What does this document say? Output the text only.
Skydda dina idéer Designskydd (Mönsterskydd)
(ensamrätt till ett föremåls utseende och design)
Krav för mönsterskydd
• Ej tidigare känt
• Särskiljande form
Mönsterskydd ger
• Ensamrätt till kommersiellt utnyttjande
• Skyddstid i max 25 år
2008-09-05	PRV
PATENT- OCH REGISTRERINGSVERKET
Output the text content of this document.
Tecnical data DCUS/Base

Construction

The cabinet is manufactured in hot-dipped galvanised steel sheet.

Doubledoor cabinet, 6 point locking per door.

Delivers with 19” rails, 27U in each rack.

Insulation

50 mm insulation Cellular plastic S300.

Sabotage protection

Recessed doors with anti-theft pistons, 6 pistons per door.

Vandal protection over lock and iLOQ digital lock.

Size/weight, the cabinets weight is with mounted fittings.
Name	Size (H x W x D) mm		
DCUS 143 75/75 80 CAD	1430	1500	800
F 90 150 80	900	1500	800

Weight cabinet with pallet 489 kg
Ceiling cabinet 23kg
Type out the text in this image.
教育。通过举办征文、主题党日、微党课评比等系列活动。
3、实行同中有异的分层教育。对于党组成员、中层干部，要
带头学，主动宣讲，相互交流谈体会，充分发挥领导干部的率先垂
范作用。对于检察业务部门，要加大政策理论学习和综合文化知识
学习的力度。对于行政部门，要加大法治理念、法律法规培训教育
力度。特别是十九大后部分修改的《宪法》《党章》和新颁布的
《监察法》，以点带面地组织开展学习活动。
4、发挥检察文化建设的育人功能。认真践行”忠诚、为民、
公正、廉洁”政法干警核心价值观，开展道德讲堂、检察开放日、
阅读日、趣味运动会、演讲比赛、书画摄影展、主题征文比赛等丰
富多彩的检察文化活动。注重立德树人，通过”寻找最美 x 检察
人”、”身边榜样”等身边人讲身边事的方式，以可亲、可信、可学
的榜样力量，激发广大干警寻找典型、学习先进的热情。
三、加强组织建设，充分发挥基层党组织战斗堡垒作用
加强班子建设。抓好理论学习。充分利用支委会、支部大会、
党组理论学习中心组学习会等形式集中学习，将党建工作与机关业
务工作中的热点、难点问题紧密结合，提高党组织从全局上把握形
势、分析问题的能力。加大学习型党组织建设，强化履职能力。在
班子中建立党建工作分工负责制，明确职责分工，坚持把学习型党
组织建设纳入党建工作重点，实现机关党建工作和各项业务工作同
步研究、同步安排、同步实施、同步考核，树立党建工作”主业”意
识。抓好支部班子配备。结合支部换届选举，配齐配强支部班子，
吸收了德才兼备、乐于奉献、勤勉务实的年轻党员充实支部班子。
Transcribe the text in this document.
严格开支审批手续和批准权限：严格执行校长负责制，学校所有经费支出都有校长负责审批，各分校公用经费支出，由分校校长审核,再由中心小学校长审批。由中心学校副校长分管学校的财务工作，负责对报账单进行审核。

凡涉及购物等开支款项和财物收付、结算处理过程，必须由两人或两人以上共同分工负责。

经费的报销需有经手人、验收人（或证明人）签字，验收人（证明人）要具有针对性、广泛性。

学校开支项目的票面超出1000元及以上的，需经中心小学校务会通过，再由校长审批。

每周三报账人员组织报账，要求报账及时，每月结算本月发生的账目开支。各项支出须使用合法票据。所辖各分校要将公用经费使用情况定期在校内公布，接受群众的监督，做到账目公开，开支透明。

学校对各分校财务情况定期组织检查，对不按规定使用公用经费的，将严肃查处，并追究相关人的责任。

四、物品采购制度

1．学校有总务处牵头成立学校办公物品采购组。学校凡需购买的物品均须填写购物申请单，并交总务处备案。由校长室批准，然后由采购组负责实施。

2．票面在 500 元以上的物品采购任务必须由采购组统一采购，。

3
------------------------------------------------------------------------
- **TASK BRIEF**
Quote the material exactly, leaving nothing out.

- **RESPONSE**
What does this document say? Output the text only.
Skydda dina idéer Designskydd (Mönsterskydd)
(ensamrätt till ett föremåls utseende och design)
Krav för mönsterskydd
• Ej tidigare känt
• Särskiljande form
Mönsterskydd ger
• Ensamrätt till kommersiellt utnyttjande
• Skyddstid i max 25 år
2008-09-05	PRV
PATENT- OCH REGISTRERINGSVERKET
Output the text content of this document.
Tecnical data DCUS/Base

Construction

The cabinet is manufactured in hot-dipped galvanised steel sheet.

Doubledoor cabinet, 6 point locking per door.

Delivers with 19” rails, 27U in each rack.

Insulation

50 mm insulation Cellular plastic S300.

Sabotage protection

Recessed doors with anti-theft pistons, 6 pistons per door.

Vandal protection over lock and iLOQ digital lock.

Size/weight, the cabinets weight is with mounted fittings.
Name	Size (H x W x D) mm		
DCUS 143 75/75 80 CAD	1430	1500	800
F 90 150 80	900	1500	800

Weight cabinet with pallet 489 kg
Ceiling cabinet 23kg
Type out the text in this image.
教育。通过举办征文、主题党日、微党课评比等系列活动。
3、实行同中有异的分层教育。对于党组成员、中层干部，要
带头学，主动宣讲，相互交流谈体会，充分发挥领导干部的率先垂
范作用。对于检察业务部门，要加大政策理论学习和综合文化知识
学习的力度。对于行政部门，要加大法治理念、法律法规培训教育
力度。特别是十九大后部分修改的《宪法》《党章》和新颁布的
《监察法》，以点带面地组织开展学习活动。
4、发挥检察文化建设的育人功能。认真践行”忠诚、为民、
公正、廉洁”政法干警核心价值观，开展道德讲堂、检察开放日、
阅读日、趣味运动会、演讲比赛、书画摄影展、主题征文比赛等丰
富多彩的检察文化活动。注重立德树人，通过”寻找最美 x 检察
人”、”身边榜样”等身边人讲身边事的方式，以可亲、可信、可学
的榜样力量，激发广大干警寻找典型、学习先进的热情。
三、加强组织建设，充分发挥基层党组织战斗堡垒作用
加强班子建设。抓好理论学习。充分利用支委会、支部大会、
党组理论学习中心组学习会等形式集中学习，将党建工作与机关业
务工作中的热点、难点问题紧密结合，提高党组织从全局上把握形
势、分析问题的能力。加大学习型党组织建设，强化履职能力。在
班子中建立党建工作分工负责制，明确职责分工，坚持把学习型党
组织建设纳入党建工作重点，实现机关党建工作和各项业务工作同
步研究、同步安排、同步实施、同步考核，树立党建工作”主业”意
识。抓好支部班子配备。结合支部换届选举，配齐配强支部班子，
吸收了德才兼备、乐于奉献、勤勉务实的年轻党员充实支部班子。
Transcribe the text in this document.
严格开支审批手续和批准权限：严格执行校长负责制，学校所有经费支出都有校长负责审批，各分校公用经费支出，由分校校长审核,再由中心小学校长审批。由中心学校副校长分管学校的财务工作，负责对报账单进行审核。

凡涉及购物等开支款项和财物收付、结算处理过程，必须由两人或两人以上共同分工负责。

经费的报销需有经手人、验收人（或证明人）签字，验收人（证明人）要具有针对性、广泛性。

学校开支项目的票面超出1000元及以上的，需经中心小学校务会通过，再由校长审批。

每周三报账人员组织报账，要求报账及时，每月结算本月发生的账目开支。各项支出须使用合法票据。所辖各分校要将公用经费使用情况定期在校内公布，接受群众的监督，做到账目公开，开支透明。

学校对各分校财务情况定期组织检查，对不按规定使用公用经费的，将严肃查处，并追究相关人的责任。

四、物品采购制度

1．学校有总务处牵头成立学校办公物品采购组。学校凡需购买的物品均须填写购物申请单，并交总务处备案。由校长室批准，然后由采购组负责实施。

2．票面在 500 元以上的物品采购任务必须由采购组统一采购，。

3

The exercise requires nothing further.